▶ [Document extract]

Begin

To quote one reviewer: “It’s like literary crack. You know it’s bad for you, and you feel dirty and low for enjoying it, but you can’t stop.” Spot on says @krautgrrl. There was more plot to this book than book one, and by plot I mean more real writing and less sex, but there is still a lot sex, and with this much sex; well, one becomes immune. It’s like consistent expletive usage, it gets old fast. But ever the reader to finish a book and hope Ana or Christian die, or get kidnapped, or something so all the sex will just end, we get a confrontation with Christian’s first dom, who “corrected” him.

Ana and Christian are in love, or lust, and while she doesn’t want to be hurt by his whips and canes and hiking equipment, she is still drawn to the Red Room of Pain.

IMO, we’re pretty tame on the whole erotica theme, mostly because there is all that blushing and flushing and grimacing and lip pulling, and spanking. I’m guessing I wasn’t supposed dwell on the issue that they seem to have a lot of time for sex when they both work. As in my first review, the redundancy is what makes the book unbearable. This book took me less time to read because I paged forward past a lot of the sex. Been there, done that, I’m married!

End

▶ [Recorded data]

Begin

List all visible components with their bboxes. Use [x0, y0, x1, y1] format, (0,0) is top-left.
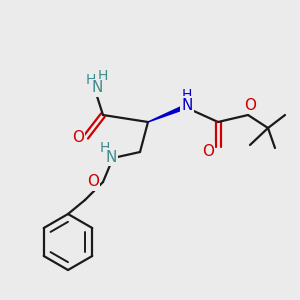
Text: O: O — [244, 98, 256, 112]
Text: H: H — [100, 141, 110, 155]
Text: N: N — [105, 149, 117, 164]
Text: H: H — [86, 73, 96, 87]
Text: O: O — [202, 143, 214, 158]
Text: H: H — [182, 88, 192, 102]
Text: H: H — [98, 69, 108, 83]
Text: N: N — [91, 80, 103, 95]
Text: O: O — [87, 175, 99, 190]
Text: O: O — [72, 130, 84, 145]
Text: N: N — [181, 98, 193, 112]
Polygon shape — [148, 105, 186, 122]
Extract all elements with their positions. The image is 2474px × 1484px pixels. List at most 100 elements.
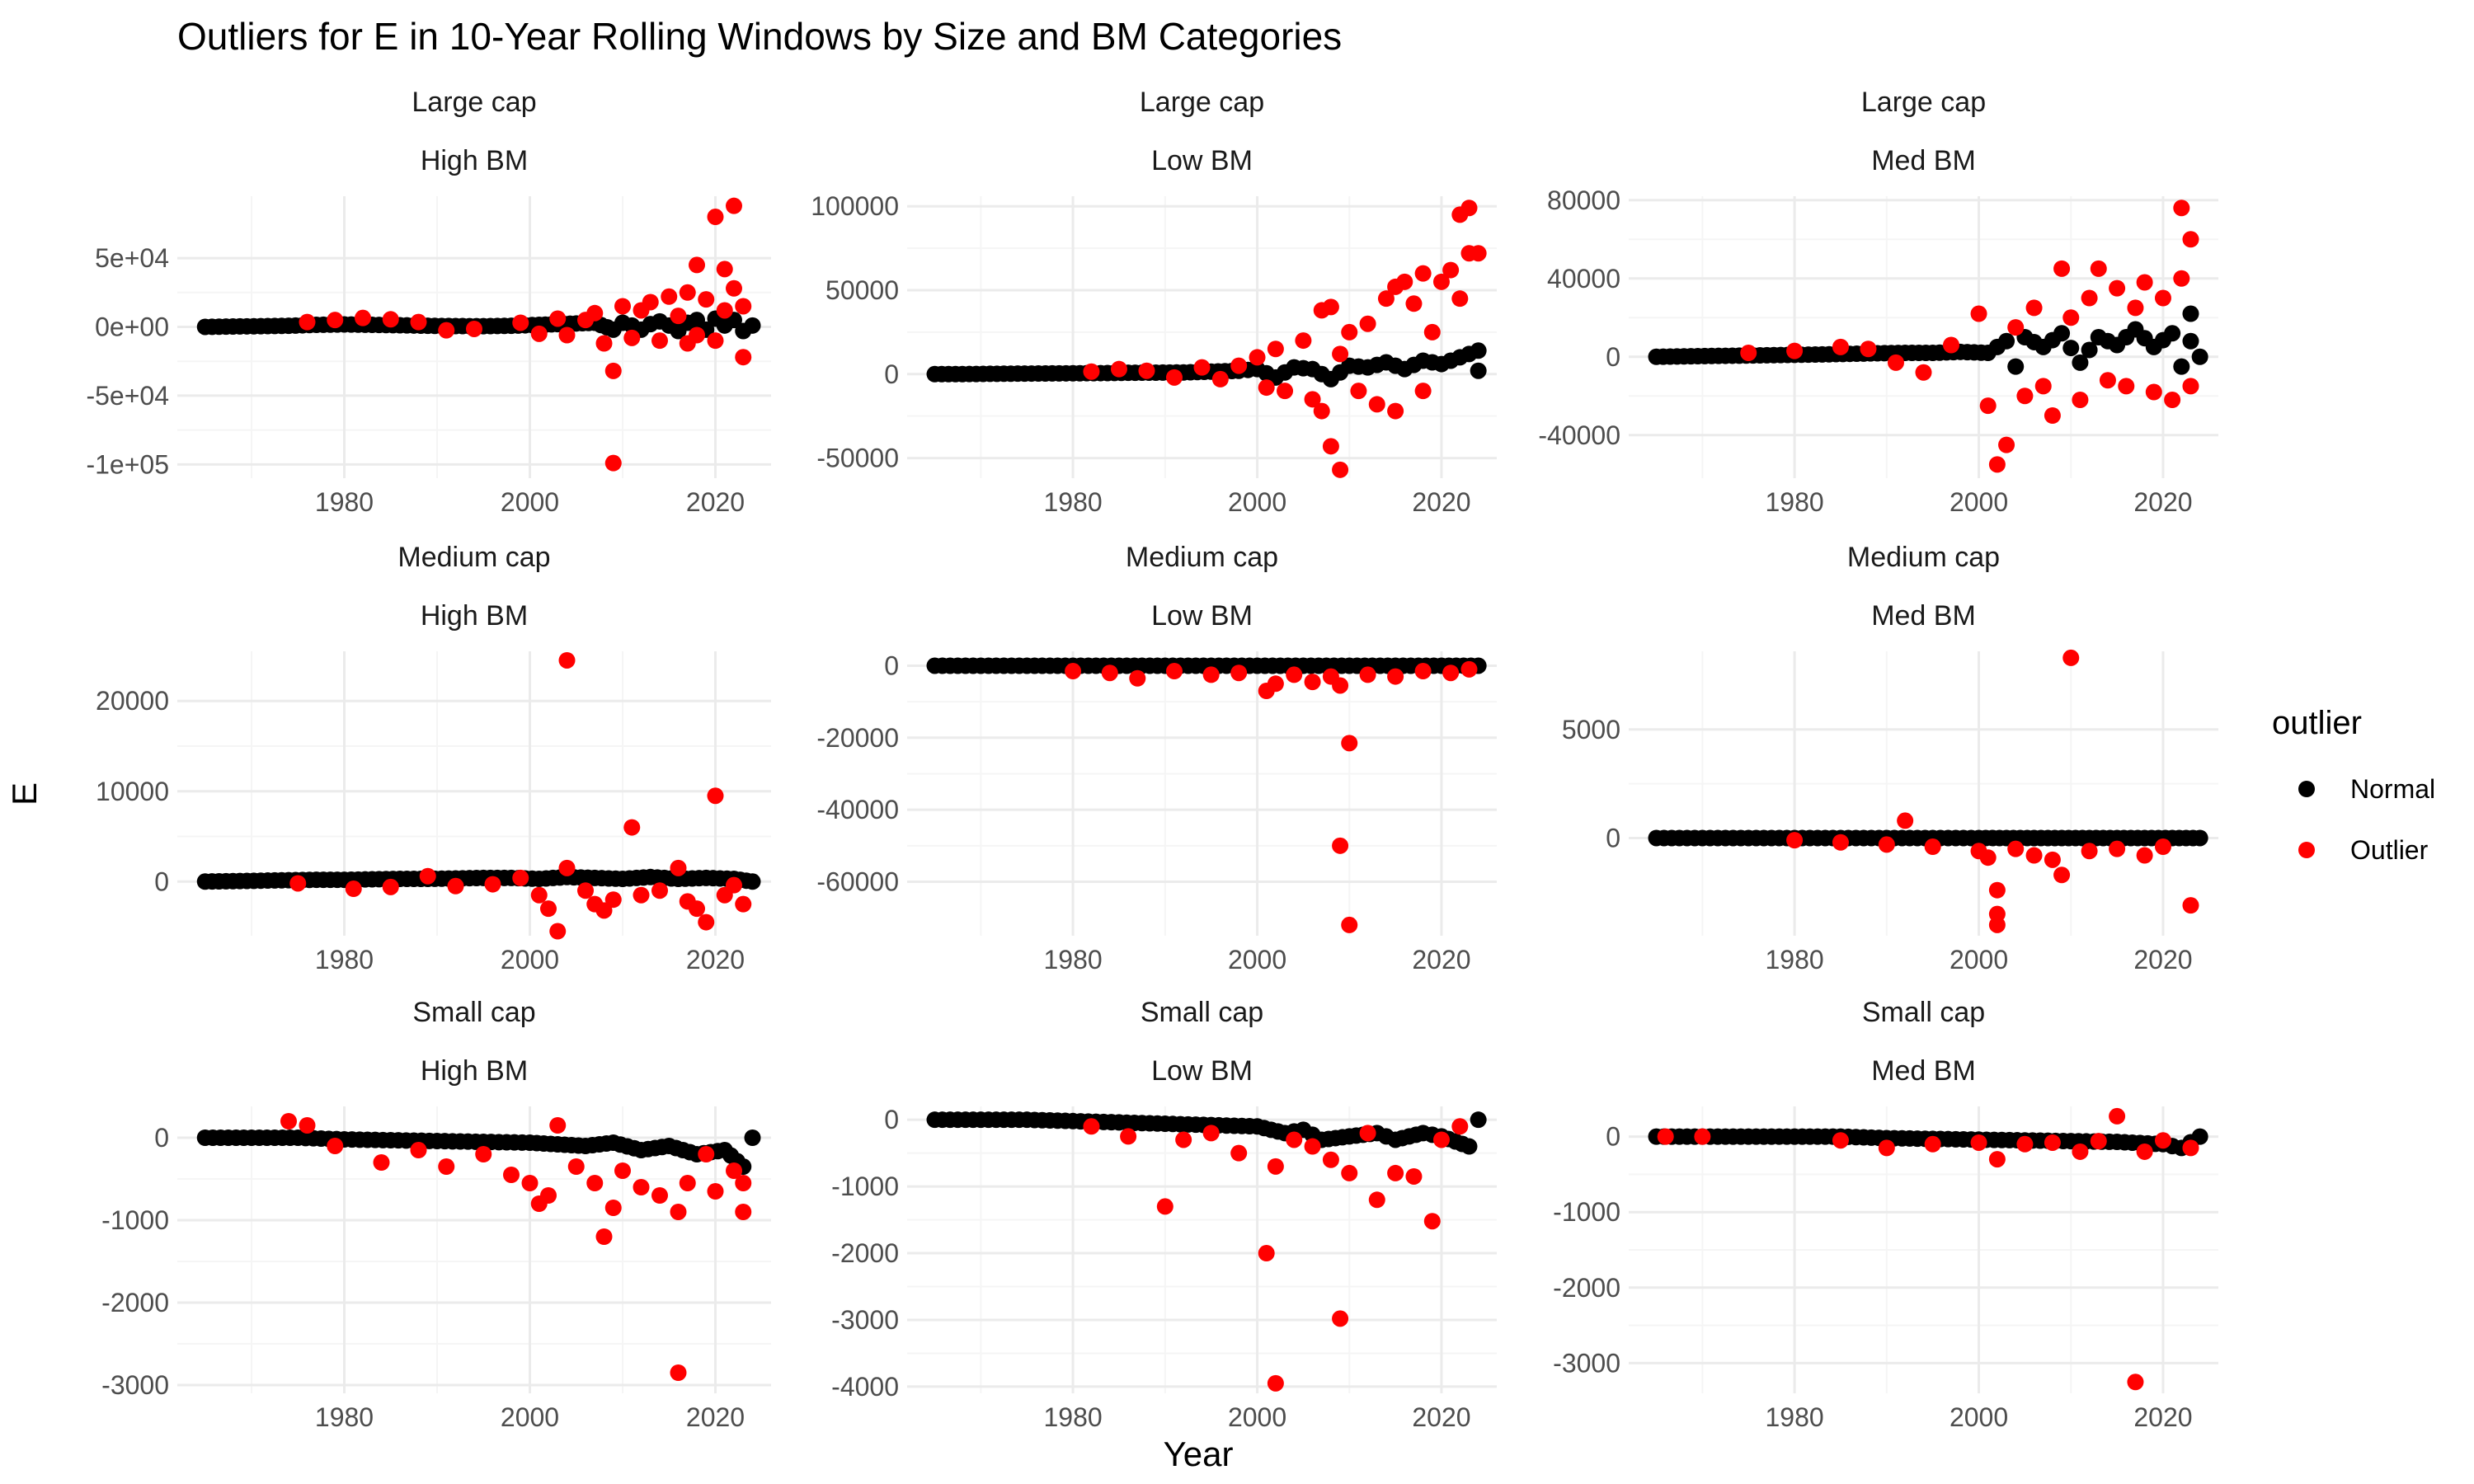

End

▶ [Required actions]
A. In the book review above, why did the reviewer get through this book faster than the first one?
B. Check each statement against the book review, answering yes or no and quoting the words from the review that decide it: (i) The reviewer found more plot in this book than in book one. (ii) The reviewer names redundancy as what makes the book unbearable. (iii) The reviewer says this book has very little sex in it.
C. Write the next few sentences of the book review, picking up right after its last line.

▶ [Answers per task]
A. The reviewer paged forward past a lot of the sex.

B.
(i) Yes: "There was more plot to this book than book one"
(ii) Yes: "the redundancy is what makes the book unbearable"
(iii) No: "but there is still a lot sex"

C.
In this book we get our prior repetition from book one, plus Ana constantly calling Christian, “my fifty,” in her head every other page (or so it seems.)

Where oh where was the DE on this project? Or was said DE just so amazed by handcuffs and butt plugs that he or she over-looked the fact that the plot compromises about forty-nine pages?

Read if you’re intrigued by sex that isn’t missionary all the time, otherwise just read the plot bits. The aging dom debacle is well-done!

PS: A DE is a Developmental Editor who usually takes the first look at your book before it gets shuttled off to editing.